┌────────
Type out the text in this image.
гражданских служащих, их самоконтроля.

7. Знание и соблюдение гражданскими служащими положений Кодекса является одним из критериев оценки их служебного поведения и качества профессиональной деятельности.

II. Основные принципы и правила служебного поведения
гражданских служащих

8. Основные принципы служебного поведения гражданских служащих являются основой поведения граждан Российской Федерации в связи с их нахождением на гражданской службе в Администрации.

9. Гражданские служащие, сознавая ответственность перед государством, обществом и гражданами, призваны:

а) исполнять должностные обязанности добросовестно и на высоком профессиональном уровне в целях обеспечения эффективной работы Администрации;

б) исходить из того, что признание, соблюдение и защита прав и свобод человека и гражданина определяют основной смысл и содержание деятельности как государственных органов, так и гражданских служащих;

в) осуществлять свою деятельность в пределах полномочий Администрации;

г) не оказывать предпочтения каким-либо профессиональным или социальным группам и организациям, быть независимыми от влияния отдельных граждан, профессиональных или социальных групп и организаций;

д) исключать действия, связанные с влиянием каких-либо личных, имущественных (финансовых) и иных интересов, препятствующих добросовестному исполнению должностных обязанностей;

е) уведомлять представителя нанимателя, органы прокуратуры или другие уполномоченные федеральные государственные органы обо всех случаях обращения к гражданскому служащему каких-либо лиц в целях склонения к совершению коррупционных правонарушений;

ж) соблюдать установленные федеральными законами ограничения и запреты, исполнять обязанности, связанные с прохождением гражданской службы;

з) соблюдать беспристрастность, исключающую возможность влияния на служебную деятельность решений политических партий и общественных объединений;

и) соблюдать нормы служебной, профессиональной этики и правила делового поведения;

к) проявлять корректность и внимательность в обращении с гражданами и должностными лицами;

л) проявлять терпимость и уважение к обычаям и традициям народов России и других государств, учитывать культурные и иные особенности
└────────
- **Exercise instructions**: Repeat each record exactly. Omit nothing.

- **Output for this exercise**:
Type out the text in this image.
гражданских служащих, их самоконтроля.

7. Знание и соблюдение гражданскими служащими положений Кодекса является одним из критериев оценки их служебного поведения и качества профессиональной деятельности.

II. Основные принципы и правила служебного поведения
гражданских служащих

8. Основные принципы служебного поведения гражданских служащих являются основой поведения граждан Российской Федерации в связи с их нахождением на гражданской службе в Администрации.

9. Гражданские служащие, сознавая ответственность перед государством, обществом и гражданами, призваны:

а) исполнять должностные обязанности добросовестно и на высоком профессиональном уровне в целях обеспечения эффективной работы Администрации;

б) исходить из того, что признание, соблюдение и защита прав и свобод человека и гражданина определяют основной смысл и содержание деятельности как государственных органов, так и гражданских служащих;

в) осуществлять свою деятельность в пределах полномочий Администрации;

г) не оказывать предпочтения каким-либо профессиональным или социальным группам и организациям, быть независимыми от влияния отдельных граждан, профессиональных или социальных групп и организаций;

д) исключать действия, связанные с влиянием каких-либо личных, имущественных (финансовых) и иных интересов, препятствующих добросовестному исполнению должностных обязанностей;

е) уведомлять представителя нанимателя, органы прокуратуры или другие уполномоченные федеральные государственные органы обо всех случаях обращения к гражданскому служащему каких-либо лиц в целях склонения к совершению коррупционных правонарушений;

ж) соблюдать установленные федеральными законами ограничения и запреты, исполнять обязанности, связанные с прохождением гражданской службы;

з) соблюдать беспристрастность, исключающую возможность влияния на служебную деятельность решений политических партий и общественных объединений;

и) соблюдать нормы служебной, профессиональной этики и правила делового поведения;

к) проявлять корректность и внимательность в обращении с гражданами и должностными лицами;

л) проявлять терпимость и уважение к обычаям и традициям народов России и других государств, учитывать культурные и иные особенности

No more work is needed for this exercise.